State how many lines of the listing below include the word "Püchau". Give only the number.

--- --- ---

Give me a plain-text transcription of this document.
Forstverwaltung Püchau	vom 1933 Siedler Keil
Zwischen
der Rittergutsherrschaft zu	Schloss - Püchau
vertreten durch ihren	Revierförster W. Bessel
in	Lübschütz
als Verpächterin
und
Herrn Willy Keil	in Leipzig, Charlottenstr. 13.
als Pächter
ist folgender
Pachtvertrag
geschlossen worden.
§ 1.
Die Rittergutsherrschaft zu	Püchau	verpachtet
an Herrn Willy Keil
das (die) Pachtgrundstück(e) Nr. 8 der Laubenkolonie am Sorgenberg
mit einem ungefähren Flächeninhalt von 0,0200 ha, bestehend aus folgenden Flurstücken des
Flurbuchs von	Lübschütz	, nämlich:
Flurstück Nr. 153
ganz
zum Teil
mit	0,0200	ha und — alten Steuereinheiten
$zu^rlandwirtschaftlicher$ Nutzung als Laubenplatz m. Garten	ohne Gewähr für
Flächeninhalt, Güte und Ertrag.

--- --- ---

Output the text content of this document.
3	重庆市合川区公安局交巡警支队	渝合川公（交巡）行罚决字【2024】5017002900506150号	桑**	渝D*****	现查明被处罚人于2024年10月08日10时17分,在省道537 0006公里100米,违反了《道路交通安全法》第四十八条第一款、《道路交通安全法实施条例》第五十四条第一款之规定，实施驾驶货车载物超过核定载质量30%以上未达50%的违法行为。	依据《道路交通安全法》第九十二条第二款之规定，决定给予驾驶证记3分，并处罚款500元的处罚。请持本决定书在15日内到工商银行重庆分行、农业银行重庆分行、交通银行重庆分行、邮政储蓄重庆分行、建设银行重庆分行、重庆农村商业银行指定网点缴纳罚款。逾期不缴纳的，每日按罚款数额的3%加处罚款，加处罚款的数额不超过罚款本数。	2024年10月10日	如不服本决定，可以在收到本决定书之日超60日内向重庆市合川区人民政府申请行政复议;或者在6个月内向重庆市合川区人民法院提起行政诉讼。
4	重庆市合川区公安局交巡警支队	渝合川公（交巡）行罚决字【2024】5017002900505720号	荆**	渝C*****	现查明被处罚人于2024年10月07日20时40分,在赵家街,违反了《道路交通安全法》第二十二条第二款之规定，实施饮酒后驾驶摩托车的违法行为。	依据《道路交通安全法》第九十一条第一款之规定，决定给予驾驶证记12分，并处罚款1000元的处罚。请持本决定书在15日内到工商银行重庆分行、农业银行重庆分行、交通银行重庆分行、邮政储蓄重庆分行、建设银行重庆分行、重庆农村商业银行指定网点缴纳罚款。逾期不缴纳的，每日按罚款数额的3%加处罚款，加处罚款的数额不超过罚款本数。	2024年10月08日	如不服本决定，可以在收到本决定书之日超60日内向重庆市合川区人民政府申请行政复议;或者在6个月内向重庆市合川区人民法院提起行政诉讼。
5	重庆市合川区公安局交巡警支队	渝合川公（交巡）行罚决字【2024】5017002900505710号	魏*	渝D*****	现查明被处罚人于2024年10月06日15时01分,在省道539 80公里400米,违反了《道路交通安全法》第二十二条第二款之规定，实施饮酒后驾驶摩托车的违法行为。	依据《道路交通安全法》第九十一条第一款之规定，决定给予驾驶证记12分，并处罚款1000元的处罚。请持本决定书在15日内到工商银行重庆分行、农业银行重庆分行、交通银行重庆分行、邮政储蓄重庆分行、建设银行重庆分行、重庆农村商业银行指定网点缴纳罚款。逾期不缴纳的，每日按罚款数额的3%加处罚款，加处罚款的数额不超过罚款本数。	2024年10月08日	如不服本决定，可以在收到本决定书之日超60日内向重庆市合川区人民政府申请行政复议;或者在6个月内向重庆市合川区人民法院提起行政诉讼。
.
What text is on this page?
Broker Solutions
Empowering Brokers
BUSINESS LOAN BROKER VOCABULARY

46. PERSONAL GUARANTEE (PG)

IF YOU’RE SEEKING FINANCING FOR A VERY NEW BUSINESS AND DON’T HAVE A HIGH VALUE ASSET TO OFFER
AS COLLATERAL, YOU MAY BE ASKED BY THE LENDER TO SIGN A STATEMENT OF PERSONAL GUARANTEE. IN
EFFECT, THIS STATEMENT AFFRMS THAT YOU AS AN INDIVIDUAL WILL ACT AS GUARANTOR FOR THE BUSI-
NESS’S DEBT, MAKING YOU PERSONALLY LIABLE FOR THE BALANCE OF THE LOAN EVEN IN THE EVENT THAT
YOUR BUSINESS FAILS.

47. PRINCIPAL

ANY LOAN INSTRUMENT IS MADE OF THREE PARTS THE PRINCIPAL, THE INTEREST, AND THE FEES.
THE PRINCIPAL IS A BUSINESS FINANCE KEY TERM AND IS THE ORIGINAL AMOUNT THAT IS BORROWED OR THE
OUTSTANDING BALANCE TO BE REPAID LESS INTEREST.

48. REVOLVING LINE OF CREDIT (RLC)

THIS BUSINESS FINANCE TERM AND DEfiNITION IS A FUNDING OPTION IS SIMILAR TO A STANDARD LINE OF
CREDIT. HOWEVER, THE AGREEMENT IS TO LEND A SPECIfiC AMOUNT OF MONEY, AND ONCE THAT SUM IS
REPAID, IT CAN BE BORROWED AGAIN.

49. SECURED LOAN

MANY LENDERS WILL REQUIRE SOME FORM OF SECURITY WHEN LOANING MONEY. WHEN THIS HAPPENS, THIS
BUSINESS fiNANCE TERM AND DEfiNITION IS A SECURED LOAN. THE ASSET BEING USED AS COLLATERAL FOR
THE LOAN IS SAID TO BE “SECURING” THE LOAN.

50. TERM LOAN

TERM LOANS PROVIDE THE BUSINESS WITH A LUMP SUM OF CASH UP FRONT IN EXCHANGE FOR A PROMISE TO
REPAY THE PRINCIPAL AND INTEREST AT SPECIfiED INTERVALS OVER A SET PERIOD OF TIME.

--- --- ---

Reply to the task: 3